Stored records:
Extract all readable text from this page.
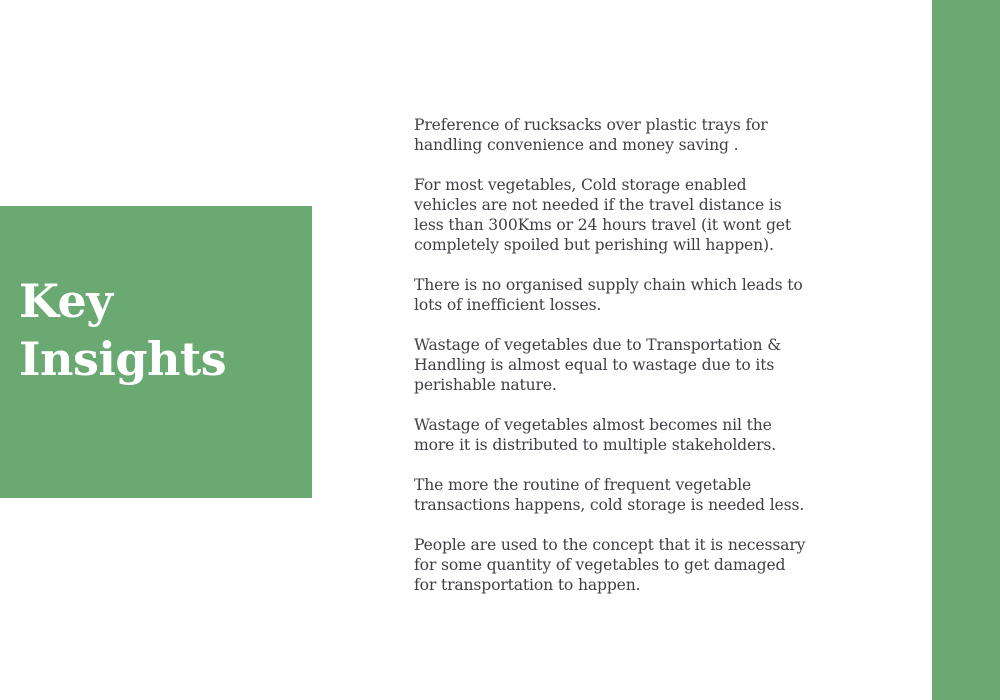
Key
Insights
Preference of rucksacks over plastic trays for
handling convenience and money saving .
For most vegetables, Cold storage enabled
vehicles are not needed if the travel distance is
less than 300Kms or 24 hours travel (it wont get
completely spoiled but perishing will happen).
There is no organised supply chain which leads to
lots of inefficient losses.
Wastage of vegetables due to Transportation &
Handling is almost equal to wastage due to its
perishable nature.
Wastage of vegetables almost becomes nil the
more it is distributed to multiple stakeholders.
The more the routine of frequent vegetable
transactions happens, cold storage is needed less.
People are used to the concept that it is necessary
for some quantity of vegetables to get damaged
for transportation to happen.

Directions: In your copy of the listing above, reproduce each line exactly and omit all pictures.

Written answer:
Extract all readable text from this page.
Key
Insights
Preference of rucksacks over plastic trays for
handling convenience and money saving .
For most vegetables, Cold storage enabled
vehicles are not needed if the travel distance is
less than 300Kms or 24 hours travel (it wont get
completely spoiled but perishing will happen).
There is no organised supply chain which leads to
lots of inefficient losses.
Wastage of vegetables due to Transportation &
Handling is almost equal to wastage due to its
perishable nature.
Wastage of vegetables almost becomes nil the
more it is distributed to multiple stakeholders.
The more the routine of frequent vegetable
transactions happens, cold storage is needed less.
People are used to the concept that it is necessary
for some quantity of vegetables to get damaged
for transportation to happen.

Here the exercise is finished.